## Stated task
Gather the lines that hold the string "schedules".

## Provided records
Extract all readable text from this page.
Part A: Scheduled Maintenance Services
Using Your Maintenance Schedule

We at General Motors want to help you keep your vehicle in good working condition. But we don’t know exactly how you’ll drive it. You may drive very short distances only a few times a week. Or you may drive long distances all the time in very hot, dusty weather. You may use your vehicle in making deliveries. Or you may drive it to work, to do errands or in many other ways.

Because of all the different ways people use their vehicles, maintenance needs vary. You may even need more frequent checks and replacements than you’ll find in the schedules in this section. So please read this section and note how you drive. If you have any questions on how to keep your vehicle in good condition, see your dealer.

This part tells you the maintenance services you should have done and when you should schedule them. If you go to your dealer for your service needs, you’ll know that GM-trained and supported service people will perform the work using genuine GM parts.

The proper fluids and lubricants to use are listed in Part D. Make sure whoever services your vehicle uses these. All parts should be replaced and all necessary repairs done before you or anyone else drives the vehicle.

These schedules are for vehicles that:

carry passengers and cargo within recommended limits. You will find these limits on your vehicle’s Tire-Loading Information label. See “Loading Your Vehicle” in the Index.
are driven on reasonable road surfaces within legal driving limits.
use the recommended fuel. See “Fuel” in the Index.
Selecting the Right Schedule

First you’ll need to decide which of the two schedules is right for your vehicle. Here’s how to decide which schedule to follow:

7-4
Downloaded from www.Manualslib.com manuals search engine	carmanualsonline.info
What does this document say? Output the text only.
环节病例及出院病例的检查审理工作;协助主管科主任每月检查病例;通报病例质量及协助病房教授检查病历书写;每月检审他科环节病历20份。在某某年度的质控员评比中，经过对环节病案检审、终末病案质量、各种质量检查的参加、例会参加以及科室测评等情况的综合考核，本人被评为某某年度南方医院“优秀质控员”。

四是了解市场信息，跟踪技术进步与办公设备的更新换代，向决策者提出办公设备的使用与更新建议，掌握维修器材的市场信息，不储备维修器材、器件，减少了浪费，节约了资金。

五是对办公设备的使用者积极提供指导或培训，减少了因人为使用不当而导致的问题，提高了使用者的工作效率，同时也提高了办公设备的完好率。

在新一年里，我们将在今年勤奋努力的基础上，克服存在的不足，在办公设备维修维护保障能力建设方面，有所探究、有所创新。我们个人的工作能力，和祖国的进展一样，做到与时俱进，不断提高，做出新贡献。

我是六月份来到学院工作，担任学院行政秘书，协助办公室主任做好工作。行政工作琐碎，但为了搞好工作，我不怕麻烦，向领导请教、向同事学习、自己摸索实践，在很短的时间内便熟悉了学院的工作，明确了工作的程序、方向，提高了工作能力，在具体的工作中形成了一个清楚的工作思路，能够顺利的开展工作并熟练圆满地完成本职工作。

## Finished task
Because of all the different ways people use their vehicles, maintenance needs vary. You may even need more frequent checks and replacements than you’ll find in the schedules in this section. So please read this section and note how you drive. If you have any questions on how to keep your vehicle in good condition, see your dealer.
These schedules are for vehicles that:
First you’ll need to decide which of the two schedules is right for your vehicle. Here’s how to decide which schedule to follow:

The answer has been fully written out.